PASSAGE
"""

Detail of perfect flower on male panicles of staghorn sumac (Waterfront Park, Burlington)

What they don’t want you to know…

In the process of photographing trees for what may hopefully one day turn into a field guide to the trees of Vermont, I was photographing staghorn sumac flowers. Sumacs grow in clonal stands shaped like umbrellas, with the oldest stems in the center of growth and new growth radiating out and sprouting from roots in a ring. Sumacs are also dioecious (male and female flowers occur on separate trees), and so the clonal stands are either male or female. Female stands develop the conspicuous red cones of fuzzy fruits that persist through winter and into the following summer, while on male stands, the male inflorescences die back in the summer and leave a withering, hook-shaped claw of a twig through winter. So they’re pretty easy from a distance to distinguish between male and female plants.

"""

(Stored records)
"""

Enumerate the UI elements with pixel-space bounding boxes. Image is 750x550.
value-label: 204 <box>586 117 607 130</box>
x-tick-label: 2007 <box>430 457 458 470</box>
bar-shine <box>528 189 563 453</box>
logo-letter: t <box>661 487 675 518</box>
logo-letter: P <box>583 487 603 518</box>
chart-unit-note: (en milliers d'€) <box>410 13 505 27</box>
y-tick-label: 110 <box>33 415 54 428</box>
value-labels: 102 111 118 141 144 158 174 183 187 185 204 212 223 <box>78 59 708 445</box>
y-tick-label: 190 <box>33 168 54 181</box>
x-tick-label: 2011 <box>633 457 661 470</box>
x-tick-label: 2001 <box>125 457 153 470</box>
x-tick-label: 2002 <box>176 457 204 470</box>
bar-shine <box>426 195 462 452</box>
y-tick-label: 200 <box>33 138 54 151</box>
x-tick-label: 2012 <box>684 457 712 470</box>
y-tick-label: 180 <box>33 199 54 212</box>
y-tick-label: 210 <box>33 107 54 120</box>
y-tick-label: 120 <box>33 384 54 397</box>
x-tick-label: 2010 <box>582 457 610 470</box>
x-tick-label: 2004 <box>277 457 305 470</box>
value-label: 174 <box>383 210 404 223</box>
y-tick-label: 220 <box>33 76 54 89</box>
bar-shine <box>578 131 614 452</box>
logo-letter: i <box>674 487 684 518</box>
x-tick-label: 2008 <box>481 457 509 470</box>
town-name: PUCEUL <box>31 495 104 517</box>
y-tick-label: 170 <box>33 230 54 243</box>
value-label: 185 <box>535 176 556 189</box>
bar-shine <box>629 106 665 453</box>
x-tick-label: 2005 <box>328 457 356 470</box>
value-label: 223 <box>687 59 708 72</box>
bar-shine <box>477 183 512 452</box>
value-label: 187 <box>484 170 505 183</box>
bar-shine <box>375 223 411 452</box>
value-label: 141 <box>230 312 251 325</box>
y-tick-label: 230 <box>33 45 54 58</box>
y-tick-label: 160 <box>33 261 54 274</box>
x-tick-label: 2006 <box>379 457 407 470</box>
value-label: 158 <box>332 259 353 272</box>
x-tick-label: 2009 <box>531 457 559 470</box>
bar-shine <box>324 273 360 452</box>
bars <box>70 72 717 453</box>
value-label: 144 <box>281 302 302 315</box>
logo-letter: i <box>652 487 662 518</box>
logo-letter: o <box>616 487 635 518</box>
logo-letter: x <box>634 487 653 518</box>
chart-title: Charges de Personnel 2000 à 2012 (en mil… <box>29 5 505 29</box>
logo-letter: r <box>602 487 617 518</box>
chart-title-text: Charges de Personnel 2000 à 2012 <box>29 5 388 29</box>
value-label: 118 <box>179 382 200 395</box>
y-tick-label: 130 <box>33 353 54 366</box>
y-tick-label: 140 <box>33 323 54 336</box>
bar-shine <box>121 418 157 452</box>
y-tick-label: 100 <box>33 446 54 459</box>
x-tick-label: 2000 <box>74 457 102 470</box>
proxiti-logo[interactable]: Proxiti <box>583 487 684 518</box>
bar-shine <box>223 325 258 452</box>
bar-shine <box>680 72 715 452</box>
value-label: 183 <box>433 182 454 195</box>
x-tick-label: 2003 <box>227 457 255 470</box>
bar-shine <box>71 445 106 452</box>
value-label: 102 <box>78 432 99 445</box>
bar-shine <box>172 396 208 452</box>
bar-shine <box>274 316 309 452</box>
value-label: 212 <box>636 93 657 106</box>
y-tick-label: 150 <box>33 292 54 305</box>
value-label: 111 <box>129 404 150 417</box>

"""

TASK REQUIREMENTS
According to the sumac passage, what shape do staghorn sumac clonal stands grow in? The listing is separate material from the sumac passage.

OUTPUT FOR THIS EXERCISE
They grow in the shape of umbrellas.